((
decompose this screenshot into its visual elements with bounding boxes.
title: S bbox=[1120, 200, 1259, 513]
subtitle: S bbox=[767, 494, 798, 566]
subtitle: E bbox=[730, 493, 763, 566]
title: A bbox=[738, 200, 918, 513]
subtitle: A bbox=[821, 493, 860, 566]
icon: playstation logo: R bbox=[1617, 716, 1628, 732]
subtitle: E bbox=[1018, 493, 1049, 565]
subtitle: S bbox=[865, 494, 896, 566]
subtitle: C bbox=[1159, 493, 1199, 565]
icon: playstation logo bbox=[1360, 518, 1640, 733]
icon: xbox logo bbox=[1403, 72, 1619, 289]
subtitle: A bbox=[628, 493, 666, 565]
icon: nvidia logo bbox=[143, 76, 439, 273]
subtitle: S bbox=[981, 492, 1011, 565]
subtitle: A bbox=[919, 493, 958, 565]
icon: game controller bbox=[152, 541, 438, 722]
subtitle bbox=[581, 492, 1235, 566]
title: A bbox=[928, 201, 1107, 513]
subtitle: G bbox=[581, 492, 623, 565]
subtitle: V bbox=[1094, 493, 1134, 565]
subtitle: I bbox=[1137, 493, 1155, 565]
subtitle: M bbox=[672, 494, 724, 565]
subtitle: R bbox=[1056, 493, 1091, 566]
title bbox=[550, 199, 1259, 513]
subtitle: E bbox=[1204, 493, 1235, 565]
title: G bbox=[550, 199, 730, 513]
))
Aim: Copy out every line of the material above word for word, with nothing changed, added, or left out.

Response to the exercise:
decompose this screenshot into its visual elements with bounding boxes.
title: S bbox=[1120, 200, 1259, 513]
subtitle: S bbox=[767, 494, 798, 566]
subtitle: E bbox=[730, 493, 763, 566]
title: A bbox=[738, 200, 918, 513]
subtitle: A bbox=[821, 493, 860, 566]
icon: playstation logo: R bbox=[1617, 716, 1628, 732]
subtitle: E bbox=[1018, 493, 1049, 565]
subtitle: S bbox=[865, 494, 896, 566]
subtitle: C bbox=[1159, 493, 1199, 565]
icon: playstation logo bbox=[1360, 518, 1640, 733]
icon: xbox logo bbox=[1403, 72, 1619, 289]
subtitle: A bbox=[628, 493, 666, 565]
icon: nvidia logo bbox=[143, 76, 439, 273]
subtitle: S bbox=[981, 492, 1011, 565]
subtitle: A bbox=[919, 493, 958, 565]
icon: game controller bbox=[152, 541, 438, 722]
subtitle bbox=[581, 492, 1235, 566]
title: A bbox=[928, 201, 1107, 513]
subtitle: G bbox=[581, 492, 623, 565]
subtitle: V bbox=[1094, 493, 1134, 565]
subtitle: I bbox=[1137, 493, 1155, 565]
subtitle: M bbox=[672, 494, 724, 565]
subtitle: R bbox=[1056, 493, 1091, 566]
title bbox=[550, 199, 1259, 513]
subtitle: E bbox=[1204, 493, 1235, 565]
title: G bbox=[550, 199, 730, 513]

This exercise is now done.